## Start

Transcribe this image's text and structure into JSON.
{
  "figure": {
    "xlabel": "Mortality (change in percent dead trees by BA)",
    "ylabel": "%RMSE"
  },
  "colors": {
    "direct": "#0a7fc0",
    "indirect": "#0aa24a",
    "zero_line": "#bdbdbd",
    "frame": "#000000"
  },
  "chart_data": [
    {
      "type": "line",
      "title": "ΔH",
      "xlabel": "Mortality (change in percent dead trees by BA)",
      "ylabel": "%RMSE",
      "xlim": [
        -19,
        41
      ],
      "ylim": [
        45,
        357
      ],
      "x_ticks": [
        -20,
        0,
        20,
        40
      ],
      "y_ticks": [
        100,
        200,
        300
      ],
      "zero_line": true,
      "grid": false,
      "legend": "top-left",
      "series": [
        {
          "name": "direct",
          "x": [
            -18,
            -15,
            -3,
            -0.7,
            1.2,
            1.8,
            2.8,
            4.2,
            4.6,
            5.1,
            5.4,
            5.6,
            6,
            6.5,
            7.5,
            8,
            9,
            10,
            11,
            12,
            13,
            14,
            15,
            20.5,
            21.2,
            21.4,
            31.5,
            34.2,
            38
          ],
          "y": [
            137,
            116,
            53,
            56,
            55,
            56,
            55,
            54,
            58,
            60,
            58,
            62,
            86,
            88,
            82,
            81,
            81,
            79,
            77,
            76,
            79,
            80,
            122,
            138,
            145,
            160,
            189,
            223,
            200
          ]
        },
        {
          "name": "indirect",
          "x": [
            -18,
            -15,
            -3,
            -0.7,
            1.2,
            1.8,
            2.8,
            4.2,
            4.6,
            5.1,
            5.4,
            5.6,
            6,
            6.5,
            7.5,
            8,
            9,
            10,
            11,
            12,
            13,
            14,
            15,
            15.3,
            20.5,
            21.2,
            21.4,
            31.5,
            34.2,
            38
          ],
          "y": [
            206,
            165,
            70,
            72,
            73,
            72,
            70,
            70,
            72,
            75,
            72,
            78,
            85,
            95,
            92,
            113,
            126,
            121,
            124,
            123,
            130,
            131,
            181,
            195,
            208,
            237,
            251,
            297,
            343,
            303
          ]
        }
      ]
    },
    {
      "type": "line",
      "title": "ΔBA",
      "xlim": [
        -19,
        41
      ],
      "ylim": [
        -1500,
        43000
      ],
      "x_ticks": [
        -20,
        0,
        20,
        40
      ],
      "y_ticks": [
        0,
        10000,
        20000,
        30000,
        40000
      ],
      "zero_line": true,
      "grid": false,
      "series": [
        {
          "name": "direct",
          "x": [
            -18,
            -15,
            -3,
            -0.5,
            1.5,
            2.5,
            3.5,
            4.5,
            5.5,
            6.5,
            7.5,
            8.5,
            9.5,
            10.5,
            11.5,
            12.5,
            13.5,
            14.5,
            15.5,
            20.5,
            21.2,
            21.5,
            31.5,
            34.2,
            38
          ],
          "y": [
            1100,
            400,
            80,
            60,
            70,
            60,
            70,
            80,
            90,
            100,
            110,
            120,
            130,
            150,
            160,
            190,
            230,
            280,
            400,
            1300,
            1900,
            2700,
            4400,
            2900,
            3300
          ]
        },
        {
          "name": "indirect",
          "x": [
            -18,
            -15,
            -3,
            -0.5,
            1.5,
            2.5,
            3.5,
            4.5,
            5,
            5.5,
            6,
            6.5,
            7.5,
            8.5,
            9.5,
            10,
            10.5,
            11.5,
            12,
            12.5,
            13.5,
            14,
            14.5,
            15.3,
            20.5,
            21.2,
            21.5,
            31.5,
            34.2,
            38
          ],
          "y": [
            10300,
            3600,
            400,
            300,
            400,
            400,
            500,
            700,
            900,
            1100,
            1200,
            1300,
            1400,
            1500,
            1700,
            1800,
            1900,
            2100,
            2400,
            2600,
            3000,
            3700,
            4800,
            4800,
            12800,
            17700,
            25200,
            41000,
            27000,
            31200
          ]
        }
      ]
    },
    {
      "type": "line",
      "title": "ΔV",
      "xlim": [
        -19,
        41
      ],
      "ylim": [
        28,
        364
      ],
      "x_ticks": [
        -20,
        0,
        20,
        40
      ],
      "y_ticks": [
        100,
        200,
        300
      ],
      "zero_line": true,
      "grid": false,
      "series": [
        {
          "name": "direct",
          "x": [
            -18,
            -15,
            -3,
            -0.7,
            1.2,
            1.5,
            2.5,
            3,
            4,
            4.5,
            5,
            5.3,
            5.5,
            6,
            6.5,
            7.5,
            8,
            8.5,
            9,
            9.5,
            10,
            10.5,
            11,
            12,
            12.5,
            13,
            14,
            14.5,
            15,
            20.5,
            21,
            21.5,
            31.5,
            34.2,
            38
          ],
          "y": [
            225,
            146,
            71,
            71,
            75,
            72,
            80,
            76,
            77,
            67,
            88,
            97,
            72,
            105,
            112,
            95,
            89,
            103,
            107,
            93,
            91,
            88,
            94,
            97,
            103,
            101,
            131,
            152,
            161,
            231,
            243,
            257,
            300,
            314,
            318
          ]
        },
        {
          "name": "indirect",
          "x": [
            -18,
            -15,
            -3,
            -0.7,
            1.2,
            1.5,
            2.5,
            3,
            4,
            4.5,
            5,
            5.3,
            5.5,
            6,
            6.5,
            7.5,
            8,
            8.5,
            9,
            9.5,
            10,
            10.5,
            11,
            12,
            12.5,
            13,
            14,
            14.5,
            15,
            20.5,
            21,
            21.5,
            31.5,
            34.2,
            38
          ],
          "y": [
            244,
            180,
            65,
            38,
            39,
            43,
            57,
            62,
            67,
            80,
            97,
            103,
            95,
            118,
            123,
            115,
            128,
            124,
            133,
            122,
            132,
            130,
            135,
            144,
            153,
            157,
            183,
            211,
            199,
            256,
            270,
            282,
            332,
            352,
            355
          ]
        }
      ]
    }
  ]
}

## End

*Exercise task:* From the listing above, reproduce all the lines exactly.

*Response to this task:*
Transcribe this image's text and structure into JSON.
{
  "figure": {
    "xlabel": "Mortality (change in percent dead trees by BA)",
    "ylabel": "%RMSE"
  },
  "colors": {
    "direct": "#0a7fc0",
    "indirect": "#0aa24a",
    "zero_line": "#bdbdbd",
    "frame": "#000000"
  },
  "chart_data": [
    {
      "type": "line",
      "title": "ΔH",
      "xlabel": "Mortality (change in percent dead trees by BA)",
      "ylabel": "%RMSE",
      "xlim": [
        -19,
        41
      ],
      "ylim": [
        45,
        357
      ],
      "x_ticks": [
        -20,
        0,
        20,
        40
      ],
      "y_ticks": [
        100,
        200,
        300
      ],
      "zero_line": true,
      "grid": false,
      "legend": "top-left",
      "series": [
        {
          "name": "direct",
          "x": [
            -18,
            -15,
            -3,
            -0.7,
            1.2,
            1.8,
            2.8,
            4.2,
            4.6,
            5.1,
            5.4,
            5.6,
            6,
            6.5,
            7.5,
            8,
            9,
            10,
            11,
            12,
            13,
            14,
            15,
            20.5,
            21.2,
            21.4,
            31.5,
            34.2,
            38
          ],
          "y": [
            137,
            116,
            53,
            56,
            55,
            56,
            55,
            54,
            58,
            60,
            58,
            62,
            86,
            88,
            82,
            81,
            81,
            79,
            77,
            76,
            79,
            80,
            122,
            138,
            145,
            160,
            189,
            223,
            200
          ]
        },
        {
          "name": "indirect",
          "x": [
            -18,
            -15,
            -3,
            -0.7,
            1.2,
            1.8,
            2.8,
            4.2,
            4.6,
            5.1,
            5.4,
            5.6,
            6,
            6.5,
            7.5,
            8,
            9,
            10,
            11,
            12,
            13,
            14,
            15,
            15.3,
            20.5,
            21.2,
            21.4,
            31.5,
            34.2,
            38
          ],
          "y": [
            206,
            165,
            70,
            72,
            73,
            72,
            70,
            70,
            72,
            75,
            72,
            78,
            85,
            95,
            92,
            113,
            126,
            121,
            124,
            123,
            130,
            131,
            181,
            195,
            208,
            237,
            251,
            297,
            343,
            303
          ]
        }
      ]
    },
    {
      "type": "line",
      "title": "ΔBA",
      "xlim": [
        -19,
        41
      ],
      "ylim": [
        -1500,
        43000
      ],
      "x_ticks": [
        -20,
        0,
        20,
        40
      ],
      "y_ticks": [
        0,
        10000,
        20000,
        30000,
        40000
      ],
      "zero_line": true,
      "grid": false,
      "series": [
        {
          "name": "direct",
          "x": [
            -18,
            -15,
            -3,
            -0.5,
            1.5,
            2.5,
            3.5,
            4.5,
            5.5,
            6.5,
            7.5,
            8.5,
            9.5,
            10.5,
            11.5,
            12.5,
            13.5,
            14.5,
            15.5,
            20.5,
            21.2,
            21.5,
            31.5,
            34.2,
            38
          ],
          "y": [
            1100,
            400,
            80,
            60,
            70,
            60,
            70,
            80,
            90,
            100,
            110,
            120,
            130,
            150,
            160,
            190,
            230,
            280,
            400,
            1300,
            1900,
            2700,
            4400,
            2900,
            3300
          ]
        },
        {
          "name": "indirect",
          "x": [
            -18,
            -15,
            -3,
            -0.5,
            1.5,
            2.5,
            3.5,
            4.5,
            5,
            5.5,
            6,
            6.5,
            7.5,
            8.5,
            9.5,
            10,
            10.5,
            11.5,
            12,
            12.5,
            13.5,
            14,
            14.5,
            15.3,
            20.5,
            21.2,
            21.5,
            31.5,
            34.2,
            38
          ],
          "y": [
            10300,
            3600,
            400,
            300,
            400,
            400,
            500,
            700,
            900,
            1100,
            1200,
            1300,
            1400,
            1500,
            1700,
            1800,
            1900,
            2100,
            2400,
            2600,
            3000,
            3700,
            4800,
            4800,
            12800,
            17700,
            25200,
            41000,
            27000,
            31200
          ]
        }
      ]
    },
    {
      "type": "line",
      "title": "ΔV",
      "xlim": [
        -19,
        41
      ],
      "ylim": [
        28,
        364
      ],
      "x_ticks": [
        -20,
        0,
        20,
        40
      ],
      "y_ticks": [
        100,
        200,
        300
      ],
      "zero_line": true,
      "grid": false,
      "series": [
        {
          "name": "direct",
          "x": [
            -18,
            -15,
            -3,
            -0.7,
            1.2,
            1.5,
            2.5,
            3,
            4,
            4.5,
            5,
            5.3,
            5.5,
            6,
            6.5,
            7.5,
            8,
            8.5,
            9,
            9.5,
            10,
            10.5,
            11,
            12,
            12.5,
            13,
            14,
            14.5,
            15,
            20.5,
            21,
            21.5,
            31.5,
            34.2,
            38
          ],
          "y": [
            225,
            146,
            71,
            71,
            75,
            72,
            80,
            76,
            77,
            67,
            88,
            97,
            72,
            105,
            112,
            95,
            89,
            103,
            107,
            93,
            91,
            88,
            94,
            97,
            103,
            101,
            131,
            152,
            161,
            231,
            243,
            257,
            300,
            314,
            318
          ]
        },
        {
          "name": "indirect",
          "x": [
            -18,
            -15,
            -3,
            -0.7,
            1.2,
            1.5,
            2.5,
            3,
            4,
            4.5,
            5,
            5.3,
            5.5,
            6,
            6.5,
            7.5,
            8,
            8.5,
            9,
            9.5,
            10,
            10.5,
            11,
            12,
            12.5,
            13,
            14,
            14.5,
            15,
            20.5,
            21,
            21.5,
            31.5,
            34.2,
            38
          ],
          "y": [
            244,
            180,
            65,
            38,
            39,
            43,
            57,
            62,
            67,
            80,
            97,
            103,
            95,
            118,
            123,
            115,
            128,
            124,
            133,
            122,
            132,
            130,
            135,
            144,
            153,
            157,
            183,
            211,
            199,
            256,
            270,
            282,
            332,
            352,
            355
          ]
        }
      ]
    }
  ]
}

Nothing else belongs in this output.